Repeat every record below exactly, but leave out any pictures.

— BEGIN Data provided —

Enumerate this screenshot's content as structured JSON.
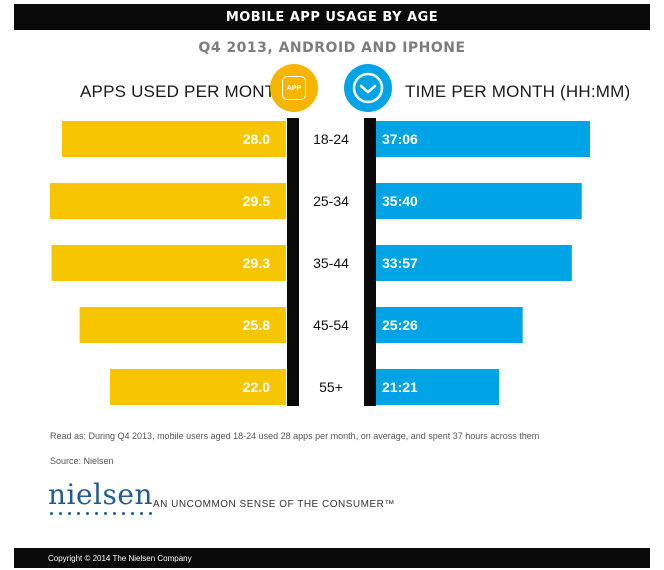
{
  "header": {
    "title": "MOBILE APP USAGE BY AGE",
    "subtitle": "Q4 2013, ANDROID AND IPHONE"
  },
  "icons": {
    "apps": "app-icon",
    "time": "clock-icon",
    "apps_icon_label": "APP"
  },
  "colors": {
    "apps": "#f7c500",
    "time": "#00a3e6",
    "divider": "#0a0a0a"
  },
  "chart_data": {
    "type": "bar",
    "categories": [
      "18-24",
      "25-34",
      "35-44",
      "45-54",
      "55+"
    ],
    "series": [
      {
        "name": "APPS USED PER MONTH",
        "values": [
          28.0,
          29.5,
          29.3,
          25.8,
          22.0
        ],
        "labels": [
          "28.0",
          "29.5",
          "29.3",
          "25.8",
          "22.0"
        ]
      },
      {
        "name": "TIME PER MONTH (HH:MM)",
        "values": [
          37.1,
          35.67,
          33.95,
          25.43,
          21.35
        ],
        "labels": [
          "37:06",
          "35:40",
          "33:57",
          "25:26",
          "21:21"
        ]
      }
    ]
  },
  "footnote": {
    "read_as": "Read as: During Q4 2013, mobile users aged 18-24 used 28 apps per month, on average, and spent 37 hours across them",
    "source": "Source: Nielsen"
  },
  "brand": {
    "logo": "nielsen",
    "tagline": "AN UNCOMMON SENSE OF THE CONSUMER™",
    "copyright": "Copyright © 2014 The Nielsen Company"
  }
}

— END Data provided —

__Task output__.
Enumerate this screenshot's content as structured JSON.
{
  "header": {
    "title": "MOBILE APP USAGE BY AGE",
    "subtitle": "Q4 2013, ANDROID AND IPHONE"
  },
  "icons": {
    "apps": "app-icon",
    "time": "clock-icon",
    "apps_icon_label": "APP"
  },
  "colors": {
    "apps": "#f7c500",
    "time": "#00a3e6",
    "divider": "#0a0a0a"
  },
  "chart_data": {
    "type": "bar",
    "categories": [
      "18-24",
      "25-34",
      "35-44",
      "45-54",
      "55+"
    ],
    "series": [
      {
        "name": "APPS USED PER MONTH",
        "values": [
          28.0,
          29.5,
          29.3,
          25.8,
          22.0
        ],
        "labels": [
          "28.0",
          "29.5",
          "29.3",
          "25.8",
          "22.0"
        ]
      },
      {
        "name": "TIME PER MONTH (HH:MM)",
        "values": [
          37.1,
          35.67,
          33.95,
          25.43,
          21.35
        ],
        "labels": [
          "37:06",
          "35:40",
          "33:57",
          "25:26",
          "21:21"
        ]
      }
    ]
  },
  "footnote": {
    "read_as": "Read as: During Q4 2013, mobile users aged 18-24 used 28 apps per month, on average, and spent 37 hours across them",
    "source": "Source: Nielsen"
  },
  "brand": {
    "logo": "nielsen",
    "tagline": "AN UNCOMMON SENSE OF THE CONSUMER™",
    "copyright": "Copyright © 2014 The Nielsen Company"
  }
}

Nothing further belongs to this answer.